Task item
Copy out each line of the data that contains "multi".

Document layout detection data

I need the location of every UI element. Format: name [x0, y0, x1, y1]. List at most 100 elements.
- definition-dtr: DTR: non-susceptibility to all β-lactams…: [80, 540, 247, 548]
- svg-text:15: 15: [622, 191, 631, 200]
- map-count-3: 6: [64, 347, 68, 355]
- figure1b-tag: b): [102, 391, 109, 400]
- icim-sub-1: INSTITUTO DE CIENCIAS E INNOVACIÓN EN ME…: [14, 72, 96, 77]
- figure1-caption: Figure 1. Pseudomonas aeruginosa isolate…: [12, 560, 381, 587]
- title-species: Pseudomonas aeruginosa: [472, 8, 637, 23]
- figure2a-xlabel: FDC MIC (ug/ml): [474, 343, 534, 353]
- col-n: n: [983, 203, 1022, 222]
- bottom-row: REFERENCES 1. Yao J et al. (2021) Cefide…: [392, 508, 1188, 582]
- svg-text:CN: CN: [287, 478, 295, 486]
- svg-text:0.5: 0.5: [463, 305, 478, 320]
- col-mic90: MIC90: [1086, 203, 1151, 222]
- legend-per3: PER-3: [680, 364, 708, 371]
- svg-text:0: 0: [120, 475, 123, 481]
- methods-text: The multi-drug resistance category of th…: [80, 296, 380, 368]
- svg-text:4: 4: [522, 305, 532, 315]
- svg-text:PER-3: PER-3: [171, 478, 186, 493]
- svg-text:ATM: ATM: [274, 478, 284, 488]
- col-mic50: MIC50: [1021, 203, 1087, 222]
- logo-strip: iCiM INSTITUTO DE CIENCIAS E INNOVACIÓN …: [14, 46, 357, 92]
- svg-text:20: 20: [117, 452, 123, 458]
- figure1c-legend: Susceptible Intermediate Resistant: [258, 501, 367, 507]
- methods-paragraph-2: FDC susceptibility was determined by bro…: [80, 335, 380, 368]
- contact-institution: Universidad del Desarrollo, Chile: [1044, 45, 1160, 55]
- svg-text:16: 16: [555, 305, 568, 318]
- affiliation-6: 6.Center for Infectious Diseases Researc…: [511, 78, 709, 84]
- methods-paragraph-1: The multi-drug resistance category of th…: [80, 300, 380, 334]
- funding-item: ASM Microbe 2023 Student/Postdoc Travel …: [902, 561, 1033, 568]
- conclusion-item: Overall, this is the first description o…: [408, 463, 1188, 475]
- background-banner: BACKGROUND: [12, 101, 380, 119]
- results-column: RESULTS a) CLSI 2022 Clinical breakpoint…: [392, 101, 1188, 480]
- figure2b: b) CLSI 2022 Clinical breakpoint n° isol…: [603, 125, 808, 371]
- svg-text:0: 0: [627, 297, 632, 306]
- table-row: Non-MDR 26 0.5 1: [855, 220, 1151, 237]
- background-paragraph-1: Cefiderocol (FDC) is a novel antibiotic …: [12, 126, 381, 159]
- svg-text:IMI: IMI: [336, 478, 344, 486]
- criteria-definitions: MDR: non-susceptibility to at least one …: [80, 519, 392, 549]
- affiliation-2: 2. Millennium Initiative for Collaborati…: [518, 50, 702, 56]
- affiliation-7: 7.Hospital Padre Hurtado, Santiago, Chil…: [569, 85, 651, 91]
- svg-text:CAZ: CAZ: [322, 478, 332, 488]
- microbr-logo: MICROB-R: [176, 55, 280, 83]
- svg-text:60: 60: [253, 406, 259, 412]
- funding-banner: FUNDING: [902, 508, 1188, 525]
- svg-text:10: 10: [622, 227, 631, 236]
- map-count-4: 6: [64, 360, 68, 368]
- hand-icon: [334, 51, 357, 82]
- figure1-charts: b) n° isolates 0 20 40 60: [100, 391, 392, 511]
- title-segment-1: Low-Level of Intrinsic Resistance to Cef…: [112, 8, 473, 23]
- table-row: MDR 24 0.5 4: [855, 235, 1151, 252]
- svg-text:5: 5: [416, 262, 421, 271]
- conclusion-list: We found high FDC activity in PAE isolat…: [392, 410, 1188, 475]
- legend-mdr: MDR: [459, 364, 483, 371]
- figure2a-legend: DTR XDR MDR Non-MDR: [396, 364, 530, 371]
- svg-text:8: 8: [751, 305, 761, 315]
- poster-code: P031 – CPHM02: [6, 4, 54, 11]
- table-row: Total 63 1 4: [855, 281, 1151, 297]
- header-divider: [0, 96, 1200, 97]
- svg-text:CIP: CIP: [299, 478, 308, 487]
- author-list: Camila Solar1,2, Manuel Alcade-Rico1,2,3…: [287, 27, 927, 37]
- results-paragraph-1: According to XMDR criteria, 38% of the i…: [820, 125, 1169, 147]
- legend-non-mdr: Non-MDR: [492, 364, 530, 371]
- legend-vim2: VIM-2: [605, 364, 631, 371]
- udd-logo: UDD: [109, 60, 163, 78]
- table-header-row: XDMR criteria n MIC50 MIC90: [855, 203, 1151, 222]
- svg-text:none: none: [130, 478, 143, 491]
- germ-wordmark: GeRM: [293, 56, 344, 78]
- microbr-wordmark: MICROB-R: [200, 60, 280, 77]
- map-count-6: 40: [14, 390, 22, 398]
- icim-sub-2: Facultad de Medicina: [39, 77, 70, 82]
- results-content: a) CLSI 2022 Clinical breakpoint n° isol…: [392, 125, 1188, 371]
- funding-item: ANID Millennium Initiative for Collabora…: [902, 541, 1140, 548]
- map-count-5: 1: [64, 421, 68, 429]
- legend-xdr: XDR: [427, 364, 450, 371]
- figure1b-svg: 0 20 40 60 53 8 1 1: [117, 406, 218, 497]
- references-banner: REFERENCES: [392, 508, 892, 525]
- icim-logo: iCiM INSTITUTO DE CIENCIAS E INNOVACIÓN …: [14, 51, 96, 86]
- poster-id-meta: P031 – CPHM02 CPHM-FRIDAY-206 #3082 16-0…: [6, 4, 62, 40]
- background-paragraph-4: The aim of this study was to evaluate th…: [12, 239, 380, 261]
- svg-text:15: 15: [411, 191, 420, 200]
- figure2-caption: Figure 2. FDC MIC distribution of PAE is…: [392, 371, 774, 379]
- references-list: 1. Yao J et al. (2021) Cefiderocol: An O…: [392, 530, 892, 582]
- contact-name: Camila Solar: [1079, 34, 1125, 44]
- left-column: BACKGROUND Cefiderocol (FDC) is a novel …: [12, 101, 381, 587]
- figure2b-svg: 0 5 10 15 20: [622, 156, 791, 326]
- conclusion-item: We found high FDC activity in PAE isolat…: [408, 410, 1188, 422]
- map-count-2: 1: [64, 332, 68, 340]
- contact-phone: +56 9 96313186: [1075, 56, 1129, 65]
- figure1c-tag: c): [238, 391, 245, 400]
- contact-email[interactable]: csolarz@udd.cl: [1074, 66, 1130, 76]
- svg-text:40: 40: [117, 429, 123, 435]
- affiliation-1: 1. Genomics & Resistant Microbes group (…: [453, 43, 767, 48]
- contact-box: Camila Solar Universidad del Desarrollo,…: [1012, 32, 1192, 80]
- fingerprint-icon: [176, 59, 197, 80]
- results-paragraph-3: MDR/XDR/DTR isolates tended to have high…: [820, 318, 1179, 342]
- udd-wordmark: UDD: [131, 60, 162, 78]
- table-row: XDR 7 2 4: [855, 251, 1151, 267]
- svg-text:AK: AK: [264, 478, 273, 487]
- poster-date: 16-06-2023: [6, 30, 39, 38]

---

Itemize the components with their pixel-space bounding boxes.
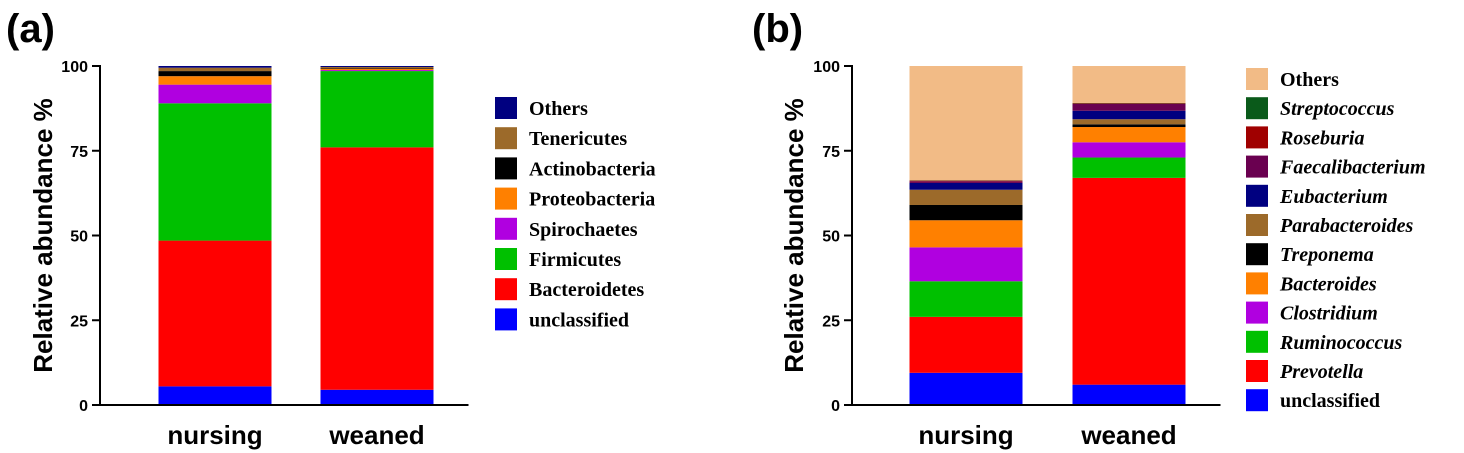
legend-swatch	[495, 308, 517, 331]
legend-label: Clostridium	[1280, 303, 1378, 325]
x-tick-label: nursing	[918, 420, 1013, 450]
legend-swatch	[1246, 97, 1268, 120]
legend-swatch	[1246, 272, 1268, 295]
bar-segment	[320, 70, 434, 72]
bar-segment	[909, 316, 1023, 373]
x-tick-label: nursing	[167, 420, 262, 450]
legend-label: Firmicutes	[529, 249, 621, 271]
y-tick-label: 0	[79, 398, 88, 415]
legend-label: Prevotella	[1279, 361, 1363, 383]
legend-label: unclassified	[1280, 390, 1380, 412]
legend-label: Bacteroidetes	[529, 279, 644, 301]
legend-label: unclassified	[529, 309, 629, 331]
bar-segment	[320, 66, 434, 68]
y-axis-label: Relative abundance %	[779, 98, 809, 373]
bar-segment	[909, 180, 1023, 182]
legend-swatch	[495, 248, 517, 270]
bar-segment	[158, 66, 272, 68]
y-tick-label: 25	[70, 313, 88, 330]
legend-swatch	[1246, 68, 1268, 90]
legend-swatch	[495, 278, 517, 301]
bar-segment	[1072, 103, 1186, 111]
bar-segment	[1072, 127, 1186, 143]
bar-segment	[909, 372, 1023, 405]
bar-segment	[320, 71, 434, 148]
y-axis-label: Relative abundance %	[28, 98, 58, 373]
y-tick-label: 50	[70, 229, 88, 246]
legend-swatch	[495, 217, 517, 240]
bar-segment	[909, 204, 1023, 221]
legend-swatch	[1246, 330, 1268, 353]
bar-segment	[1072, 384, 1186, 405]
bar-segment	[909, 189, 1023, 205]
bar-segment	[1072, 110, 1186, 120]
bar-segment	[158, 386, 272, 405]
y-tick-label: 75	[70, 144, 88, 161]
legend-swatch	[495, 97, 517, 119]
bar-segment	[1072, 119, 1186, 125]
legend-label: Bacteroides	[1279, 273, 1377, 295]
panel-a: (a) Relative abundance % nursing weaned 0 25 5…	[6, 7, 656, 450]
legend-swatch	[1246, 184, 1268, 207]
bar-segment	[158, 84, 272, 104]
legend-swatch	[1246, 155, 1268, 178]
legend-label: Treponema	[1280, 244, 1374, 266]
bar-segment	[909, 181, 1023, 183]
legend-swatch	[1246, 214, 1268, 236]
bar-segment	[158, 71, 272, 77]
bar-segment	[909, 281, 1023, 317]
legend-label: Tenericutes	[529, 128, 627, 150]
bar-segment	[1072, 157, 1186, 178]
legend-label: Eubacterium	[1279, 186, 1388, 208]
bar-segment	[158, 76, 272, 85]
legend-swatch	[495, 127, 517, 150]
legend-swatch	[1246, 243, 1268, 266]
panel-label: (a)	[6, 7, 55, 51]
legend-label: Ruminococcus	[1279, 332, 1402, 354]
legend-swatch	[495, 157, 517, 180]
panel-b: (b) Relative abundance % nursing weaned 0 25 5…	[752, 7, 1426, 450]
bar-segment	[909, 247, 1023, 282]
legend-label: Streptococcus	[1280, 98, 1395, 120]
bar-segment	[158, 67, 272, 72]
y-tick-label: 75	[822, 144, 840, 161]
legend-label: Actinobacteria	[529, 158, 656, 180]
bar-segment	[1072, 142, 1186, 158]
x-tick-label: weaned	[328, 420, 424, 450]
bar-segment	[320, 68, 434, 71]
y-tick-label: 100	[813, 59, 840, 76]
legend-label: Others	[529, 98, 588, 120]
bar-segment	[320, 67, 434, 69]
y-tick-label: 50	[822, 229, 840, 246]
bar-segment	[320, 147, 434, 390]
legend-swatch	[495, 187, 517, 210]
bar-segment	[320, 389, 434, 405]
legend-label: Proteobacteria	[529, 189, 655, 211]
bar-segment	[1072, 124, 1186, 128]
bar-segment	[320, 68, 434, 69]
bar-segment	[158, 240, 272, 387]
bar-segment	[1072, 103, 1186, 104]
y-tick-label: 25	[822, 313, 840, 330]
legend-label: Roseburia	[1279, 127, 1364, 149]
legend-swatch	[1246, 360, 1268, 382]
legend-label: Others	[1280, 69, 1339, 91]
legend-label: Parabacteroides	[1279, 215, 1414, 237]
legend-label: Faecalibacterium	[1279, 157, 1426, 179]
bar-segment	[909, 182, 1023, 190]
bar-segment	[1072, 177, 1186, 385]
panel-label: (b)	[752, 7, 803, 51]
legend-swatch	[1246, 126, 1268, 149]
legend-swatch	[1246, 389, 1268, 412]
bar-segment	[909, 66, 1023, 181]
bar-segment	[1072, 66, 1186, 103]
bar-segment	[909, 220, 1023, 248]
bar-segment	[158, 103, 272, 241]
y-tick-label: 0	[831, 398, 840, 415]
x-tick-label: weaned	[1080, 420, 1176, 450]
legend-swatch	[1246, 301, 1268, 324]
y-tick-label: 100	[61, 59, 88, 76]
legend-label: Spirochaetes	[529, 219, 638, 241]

--

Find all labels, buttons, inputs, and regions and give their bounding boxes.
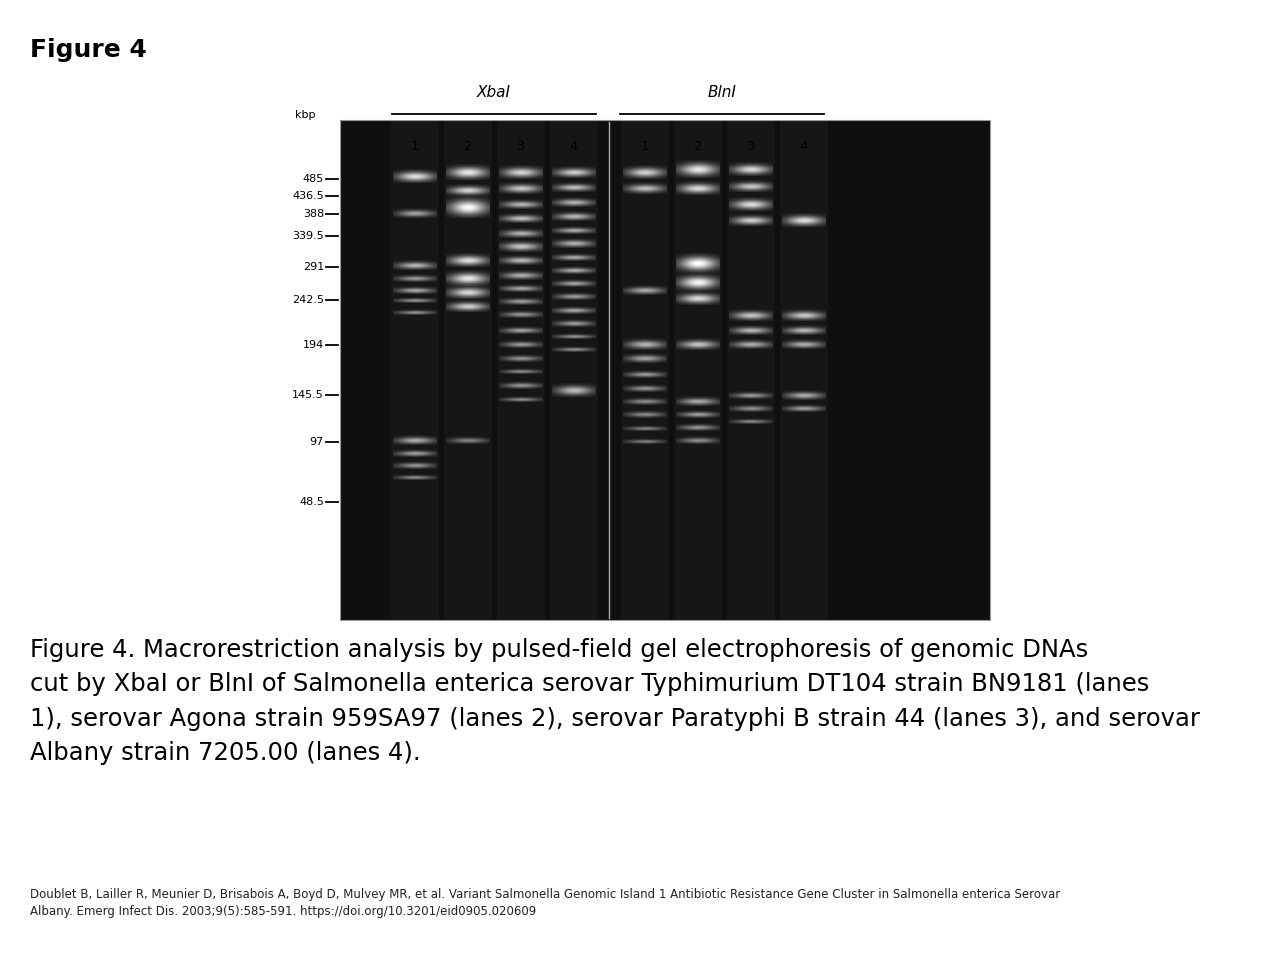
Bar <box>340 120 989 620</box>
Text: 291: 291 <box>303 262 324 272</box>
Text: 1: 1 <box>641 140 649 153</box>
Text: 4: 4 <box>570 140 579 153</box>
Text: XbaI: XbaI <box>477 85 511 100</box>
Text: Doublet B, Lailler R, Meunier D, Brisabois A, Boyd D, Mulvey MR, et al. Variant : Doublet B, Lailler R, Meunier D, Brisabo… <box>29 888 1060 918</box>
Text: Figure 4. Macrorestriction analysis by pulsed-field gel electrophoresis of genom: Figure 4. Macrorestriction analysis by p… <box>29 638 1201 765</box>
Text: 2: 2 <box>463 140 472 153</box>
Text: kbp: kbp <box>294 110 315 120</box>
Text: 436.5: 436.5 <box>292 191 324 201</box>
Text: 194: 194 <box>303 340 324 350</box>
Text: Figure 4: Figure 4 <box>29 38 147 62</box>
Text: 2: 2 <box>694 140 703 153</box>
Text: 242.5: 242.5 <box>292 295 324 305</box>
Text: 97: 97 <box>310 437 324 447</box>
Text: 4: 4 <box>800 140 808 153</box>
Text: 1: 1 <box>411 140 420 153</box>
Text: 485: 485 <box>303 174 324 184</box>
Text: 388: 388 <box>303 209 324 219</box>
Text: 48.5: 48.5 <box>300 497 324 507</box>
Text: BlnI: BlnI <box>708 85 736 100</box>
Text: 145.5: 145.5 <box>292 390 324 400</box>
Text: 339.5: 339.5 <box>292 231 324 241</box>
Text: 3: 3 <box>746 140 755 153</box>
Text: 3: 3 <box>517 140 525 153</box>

Response area
- methods-text: The multi-drug resistance category of th…: [80, 296, 380, 368]
- methods-paragraph-1: The multi-drug resistance category of th…: [80, 300, 380, 334]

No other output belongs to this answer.